§ MATERIAL:
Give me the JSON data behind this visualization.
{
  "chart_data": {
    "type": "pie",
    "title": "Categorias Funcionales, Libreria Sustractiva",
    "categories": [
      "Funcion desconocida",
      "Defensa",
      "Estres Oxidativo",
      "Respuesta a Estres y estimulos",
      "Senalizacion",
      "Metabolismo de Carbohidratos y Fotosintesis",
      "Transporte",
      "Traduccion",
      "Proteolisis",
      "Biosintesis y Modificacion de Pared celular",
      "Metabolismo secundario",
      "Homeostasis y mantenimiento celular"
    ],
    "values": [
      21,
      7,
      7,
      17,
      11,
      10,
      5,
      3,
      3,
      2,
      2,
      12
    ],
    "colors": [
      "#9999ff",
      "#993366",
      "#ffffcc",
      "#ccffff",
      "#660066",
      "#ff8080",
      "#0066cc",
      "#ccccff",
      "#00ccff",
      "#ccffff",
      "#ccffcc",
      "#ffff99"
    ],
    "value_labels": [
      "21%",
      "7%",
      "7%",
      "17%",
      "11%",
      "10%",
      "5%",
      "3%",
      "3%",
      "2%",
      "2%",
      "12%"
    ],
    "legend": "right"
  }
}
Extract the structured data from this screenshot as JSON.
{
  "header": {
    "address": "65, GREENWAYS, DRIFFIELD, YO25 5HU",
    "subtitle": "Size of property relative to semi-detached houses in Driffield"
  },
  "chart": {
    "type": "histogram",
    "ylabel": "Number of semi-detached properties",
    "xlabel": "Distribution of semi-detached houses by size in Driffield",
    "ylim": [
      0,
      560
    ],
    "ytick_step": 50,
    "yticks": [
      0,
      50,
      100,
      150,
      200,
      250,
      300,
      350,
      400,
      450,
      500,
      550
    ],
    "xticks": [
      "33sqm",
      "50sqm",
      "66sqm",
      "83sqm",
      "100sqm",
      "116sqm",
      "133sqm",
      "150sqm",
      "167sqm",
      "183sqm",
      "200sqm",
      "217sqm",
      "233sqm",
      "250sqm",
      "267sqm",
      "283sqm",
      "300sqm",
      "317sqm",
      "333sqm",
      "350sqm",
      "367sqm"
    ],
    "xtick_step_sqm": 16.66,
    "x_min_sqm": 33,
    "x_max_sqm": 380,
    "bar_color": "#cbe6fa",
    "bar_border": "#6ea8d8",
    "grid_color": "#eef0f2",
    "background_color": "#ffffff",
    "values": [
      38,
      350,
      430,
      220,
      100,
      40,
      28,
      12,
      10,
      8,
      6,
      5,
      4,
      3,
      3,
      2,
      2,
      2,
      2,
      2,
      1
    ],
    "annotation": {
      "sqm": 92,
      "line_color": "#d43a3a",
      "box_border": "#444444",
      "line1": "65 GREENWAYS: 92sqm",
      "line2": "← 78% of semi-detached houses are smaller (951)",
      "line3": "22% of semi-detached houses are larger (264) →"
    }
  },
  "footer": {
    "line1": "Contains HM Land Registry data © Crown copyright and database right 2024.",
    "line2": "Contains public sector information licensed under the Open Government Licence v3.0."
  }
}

§ WHAT YOU NEED TO DO:
Copy out all of the data exactly, leaving nothing out.

§ OUTPUT OF THE EXERCISE:
Give me the JSON data behind this visualization.
{
  "chart_data": {
    "type": "pie",
    "title": "Categorias Funcionales, Libreria Sustractiva",
    "categories": [
      "Funcion desconocida",
      "Defensa",
      "Estres Oxidativo",
      "Respuesta a Estres y estimulos",
      "Senalizacion",
      "Metabolismo de Carbohidratos y Fotosintesis",
      "Transporte",
      "Traduccion",
      "Proteolisis",
      "Biosintesis y Modificacion de Pared celular",
      "Metabolismo secundario",
      "Homeostasis y mantenimiento celular"
    ],
    "values": [
      21,
      7,
      7,
      17,
      11,
      10,
      5,
      3,
      3,
      2,
      2,
      12
    ],
    "colors": [
      "#9999ff",
      "#993366",
      "#ffffcc",
      "#ccffff",
      "#660066",
      "#ff8080",
      "#0066cc",
      "#ccccff",
      "#00ccff",
      "#ccffff",
      "#ccffcc",
      "#ffff99"
    ],
    "value_labels": [
      "21%",
      "7%",
      "7%",
      "17%",
      "11%",
      "10%",
      "5%",
      "3%",
      "3%",
      "2%",
      "2%",
      "12%"
    ],
    "legend": "right"
  }
}
Extract the structured data from this screenshot as JSON.
{
  "header": {
    "address": "65, GREENWAYS, DRIFFIELD, YO25 5HU",
    "subtitle": "Size of property relative to semi-detached houses in Driffield"
  },
  "chart": {
    "type": "histogram",
    "ylabel": "Number of semi-detached properties",
    "xlabel": "Distribution of semi-detached houses by size in Driffield",
    "ylim": [
      0,
      560
    ],
    "ytick_step": 50,
    "yticks": [
      0,
      50,
      100,
      150,
      200,
      250,
      300,
      350,
      400,
      450,
      500,
      550
    ],
    "xticks": [
      "33sqm",
      "50sqm",
      "66sqm",
      "83sqm",
      "100sqm",
      "116sqm",
      "133sqm",
      "150sqm",
      "167sqm",
      "183sqm",
      "200sqm",
      "217sqm",
      "233sqm",
      "250sqm",
      "267sqm",
      "283sqm",
      "300sqm",
      "317sqm",
      "333sqm",
      "350sqm",
      "367sqm"
    ],
    "xtick_step_sqm": 16.66,
    "x_min_sqm": 33,
    "x_max_sqm": 380,
    "bar_color": "#cbe6fa",
    "bar_border": "#6ea8d8",
    "grid_color": "#eef0f2",
    "background_color": "#ffffff",
    "values": [
      38,
      350,
      430,
      220,
      100,
      40,
      28,
      12,
      10,
      8,
      6,
      5,
      4,
      3,
      3,
      2,
      2,
      2,
      2,
      2,
      1
    ],
    "annotation": {
      "sqm": 92,
      "line_color": "#d43a3a",
      "box_border": "#444444",
      "line1": "65 GREENWAYS: 92sqm",
      "line2": "← 78% of semi-detached houses are smaller (951)",
      "line3": "22% of semi-detached houses are larger (264) →"
    }
  },
  "footer": {
    "line1": "Contains HM Land Registry data © Crown copyright and database right 2024.",
    "line2": "Contains public sector information licensed under the Open Government Licence v3.0."
  }
}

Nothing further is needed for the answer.